# PROBLEM STATEMENT:
Only the lines holding the string "Metaplan" are needed. Copy each one.

(Stored records)
▼

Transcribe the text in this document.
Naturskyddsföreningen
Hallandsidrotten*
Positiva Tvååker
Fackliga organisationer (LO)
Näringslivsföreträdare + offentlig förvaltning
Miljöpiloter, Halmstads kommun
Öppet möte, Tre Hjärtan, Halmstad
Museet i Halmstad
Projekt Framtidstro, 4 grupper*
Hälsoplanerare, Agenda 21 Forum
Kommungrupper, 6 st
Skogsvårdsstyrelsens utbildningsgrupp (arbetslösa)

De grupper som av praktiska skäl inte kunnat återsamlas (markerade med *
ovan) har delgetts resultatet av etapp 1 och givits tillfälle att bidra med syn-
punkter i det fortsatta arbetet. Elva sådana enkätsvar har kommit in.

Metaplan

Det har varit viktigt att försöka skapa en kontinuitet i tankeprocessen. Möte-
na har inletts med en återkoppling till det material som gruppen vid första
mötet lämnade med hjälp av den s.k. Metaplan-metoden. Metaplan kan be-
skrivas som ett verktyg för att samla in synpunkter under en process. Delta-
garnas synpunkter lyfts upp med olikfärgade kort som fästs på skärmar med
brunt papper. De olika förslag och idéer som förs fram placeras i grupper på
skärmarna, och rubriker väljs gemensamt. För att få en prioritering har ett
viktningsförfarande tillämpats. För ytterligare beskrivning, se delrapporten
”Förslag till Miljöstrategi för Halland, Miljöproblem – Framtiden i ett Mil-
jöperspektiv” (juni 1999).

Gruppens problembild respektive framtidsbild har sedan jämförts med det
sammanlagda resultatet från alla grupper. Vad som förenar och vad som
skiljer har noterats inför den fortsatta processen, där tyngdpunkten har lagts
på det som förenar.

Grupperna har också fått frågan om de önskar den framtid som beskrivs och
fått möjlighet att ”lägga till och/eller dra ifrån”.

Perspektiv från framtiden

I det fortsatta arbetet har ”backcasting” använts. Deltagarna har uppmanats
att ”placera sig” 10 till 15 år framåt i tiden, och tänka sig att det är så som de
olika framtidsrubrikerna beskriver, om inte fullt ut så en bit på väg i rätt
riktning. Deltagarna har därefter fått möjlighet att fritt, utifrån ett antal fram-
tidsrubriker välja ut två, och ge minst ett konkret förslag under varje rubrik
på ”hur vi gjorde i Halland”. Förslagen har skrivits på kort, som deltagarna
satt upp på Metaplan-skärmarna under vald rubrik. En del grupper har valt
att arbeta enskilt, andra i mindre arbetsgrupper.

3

▲

# RIGHT ANSWER:
Metaplan
mötet lämnade med hjälp av den s.k. Metaplan-metoden. Metaplan kan be-
satt upp på Metaplan-skärmarna under vald rubrik. En del grupper har valt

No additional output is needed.